Euh… Tu jouais du Suffocation à la batterie à 14 ans ?

JR : Bah fallait bien (rires) ! Tu sais j’avais l’occasion de jouer avec des potes qui étaient tous un peu mes grands frères, qui étaient d’excellents musiciens, donc quand on m’a donné ma chance, j’avais pas le droit de faire les choses à moitié. C’est d’ailleurs à cette époque que j’ai rencontré Fred, mon batteur pour The Evil Things. On traînait aussi avec les mecs de Comity, avec L'Esprit Du Clan… La première fois que j’ai rencontré Arsène le chanteur, il était venu chez moi et mon frère à Stains pour relever les compteurs d’eau avec un t-shirt Merauder, et quand il a vu les posters de Sepultura et compagnie dans notre chambre, on a forcément commencé à sympathiser… Et quelques semaines après on partageait le même local de répet' (rires !). Dans la même bande de potes, il y avait aussi Es La Guerilla qui commençait à percer sur Paris à l’époque d’ailleurs.

Avec qui tu as fait ta première tournée à l’étranger d’ailleurs !

JR : Ouais exact, en Europe de l’Est. En Pologne plus précisément ! Mehdi, le batteur du groupe qui joue aujourd’hui dans Hangman’s Chair, s’était pété le poignet juste avant la tournée, et m’a proposé de le remplacer en urgence, j’avais 17 ans à l’époque. La tournée était juste dingue… énorme souvenir. Le public était fou, on terminait dans des endroits pas possible tous les soirs, j’étais même pas majeur, le chanteur d’un des groupes avec qui on tournait s’était évadé de prison pour faire la tournée… J’ai pas tout raconté à ma mère à l’époque (rires !).

● **Matériel**:
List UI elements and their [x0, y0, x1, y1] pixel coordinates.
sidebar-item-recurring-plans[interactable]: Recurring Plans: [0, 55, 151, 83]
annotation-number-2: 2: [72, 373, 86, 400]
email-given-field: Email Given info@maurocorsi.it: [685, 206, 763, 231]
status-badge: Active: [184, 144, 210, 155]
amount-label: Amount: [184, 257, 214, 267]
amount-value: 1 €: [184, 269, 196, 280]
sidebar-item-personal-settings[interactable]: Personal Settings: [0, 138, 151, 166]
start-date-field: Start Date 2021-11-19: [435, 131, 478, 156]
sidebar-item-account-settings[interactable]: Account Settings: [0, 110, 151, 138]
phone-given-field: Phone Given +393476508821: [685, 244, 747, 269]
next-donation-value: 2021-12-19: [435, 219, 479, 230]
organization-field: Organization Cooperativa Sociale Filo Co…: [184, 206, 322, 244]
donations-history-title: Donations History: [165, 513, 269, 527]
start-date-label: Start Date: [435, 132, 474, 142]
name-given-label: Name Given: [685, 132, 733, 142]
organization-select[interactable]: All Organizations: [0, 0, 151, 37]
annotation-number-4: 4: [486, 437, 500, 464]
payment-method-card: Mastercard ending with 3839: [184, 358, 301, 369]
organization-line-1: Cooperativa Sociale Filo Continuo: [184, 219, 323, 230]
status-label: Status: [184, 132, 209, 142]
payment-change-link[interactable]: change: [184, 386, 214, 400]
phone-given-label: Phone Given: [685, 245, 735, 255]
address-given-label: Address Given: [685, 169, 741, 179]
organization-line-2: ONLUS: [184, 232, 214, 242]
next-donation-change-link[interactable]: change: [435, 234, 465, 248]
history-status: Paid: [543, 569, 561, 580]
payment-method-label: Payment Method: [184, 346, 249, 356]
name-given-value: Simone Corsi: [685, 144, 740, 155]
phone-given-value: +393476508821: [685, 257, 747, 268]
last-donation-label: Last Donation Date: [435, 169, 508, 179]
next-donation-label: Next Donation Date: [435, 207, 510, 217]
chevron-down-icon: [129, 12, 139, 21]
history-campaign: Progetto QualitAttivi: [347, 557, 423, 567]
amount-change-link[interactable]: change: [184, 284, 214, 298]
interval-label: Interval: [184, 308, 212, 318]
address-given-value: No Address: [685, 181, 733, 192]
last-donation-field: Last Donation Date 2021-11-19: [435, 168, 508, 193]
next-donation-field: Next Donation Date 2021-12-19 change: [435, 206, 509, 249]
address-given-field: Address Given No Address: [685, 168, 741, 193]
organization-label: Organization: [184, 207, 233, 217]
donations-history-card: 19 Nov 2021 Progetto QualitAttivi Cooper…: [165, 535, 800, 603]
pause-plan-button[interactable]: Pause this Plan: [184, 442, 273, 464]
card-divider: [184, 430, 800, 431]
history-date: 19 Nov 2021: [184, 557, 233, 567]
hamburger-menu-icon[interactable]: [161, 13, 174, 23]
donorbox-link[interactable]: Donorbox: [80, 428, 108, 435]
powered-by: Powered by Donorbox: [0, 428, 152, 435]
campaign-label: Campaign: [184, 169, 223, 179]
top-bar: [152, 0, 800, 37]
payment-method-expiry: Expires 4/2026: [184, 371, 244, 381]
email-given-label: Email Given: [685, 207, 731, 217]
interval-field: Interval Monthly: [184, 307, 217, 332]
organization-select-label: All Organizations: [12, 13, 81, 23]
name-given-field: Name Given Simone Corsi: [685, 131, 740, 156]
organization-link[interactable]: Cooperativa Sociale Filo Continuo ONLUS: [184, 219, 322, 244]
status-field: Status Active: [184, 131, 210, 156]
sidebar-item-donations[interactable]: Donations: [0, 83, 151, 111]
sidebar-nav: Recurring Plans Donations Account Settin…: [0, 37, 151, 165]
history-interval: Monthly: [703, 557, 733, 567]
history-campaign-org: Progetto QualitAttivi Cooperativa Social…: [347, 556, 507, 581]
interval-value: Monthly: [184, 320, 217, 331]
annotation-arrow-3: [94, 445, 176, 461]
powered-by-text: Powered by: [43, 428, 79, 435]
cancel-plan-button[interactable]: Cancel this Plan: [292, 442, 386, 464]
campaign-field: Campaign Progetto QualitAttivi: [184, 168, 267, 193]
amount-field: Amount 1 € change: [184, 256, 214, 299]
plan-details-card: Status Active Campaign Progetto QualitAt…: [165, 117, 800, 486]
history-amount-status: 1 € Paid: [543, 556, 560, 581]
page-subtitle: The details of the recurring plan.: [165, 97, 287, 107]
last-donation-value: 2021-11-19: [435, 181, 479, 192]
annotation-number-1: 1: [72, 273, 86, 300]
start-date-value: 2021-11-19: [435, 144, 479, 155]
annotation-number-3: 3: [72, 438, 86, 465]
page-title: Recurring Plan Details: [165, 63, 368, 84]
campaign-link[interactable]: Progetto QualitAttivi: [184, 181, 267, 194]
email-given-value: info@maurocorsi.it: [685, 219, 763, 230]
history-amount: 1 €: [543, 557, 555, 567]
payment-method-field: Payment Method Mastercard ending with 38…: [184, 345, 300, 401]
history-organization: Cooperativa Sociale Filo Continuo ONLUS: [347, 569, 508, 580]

● **Objectif de l'exercice**: Recopiez sans rien changer le passage de l'entretien qui commence à « JR : Bah fallait » et se termine à « à l’époque d’ailleurs. ».

● **Réponse attendue**:
JR : Bah fallait bien (rires) ! Tu sais j’avais l’occasion de jouer avec des potes qui étaient tous un peu mes grands frères, qui étaient d’excellents musiciens, donc quand on m’a donné ma chance, j’avais pas le droit de faire les choses à moitié. C’est d’ailleurs à cette époque que j’ai rencontré Fred, mon batteur pour The Evil Things. On traînait aussi avec les mecs de Comity, avec L'Esprit Du Clan… La première fois que j’ai rencontré Arsène le chanteur, il était venu chez moi et mon frère à Stains pour relever les compteurs d’eau avec un t-shirt Merauder, et quand il a vu les posters de Sepultura et compagnie dans notre chambre, on a forcément commencé à sympathiser… Et quelques semaines après on partageait le même local de répet' (rires !). Dans la même bande de potes, il y avait aussi Es La Guerilla qui commençait à percer sur Paris à l’époque d’ailleurs.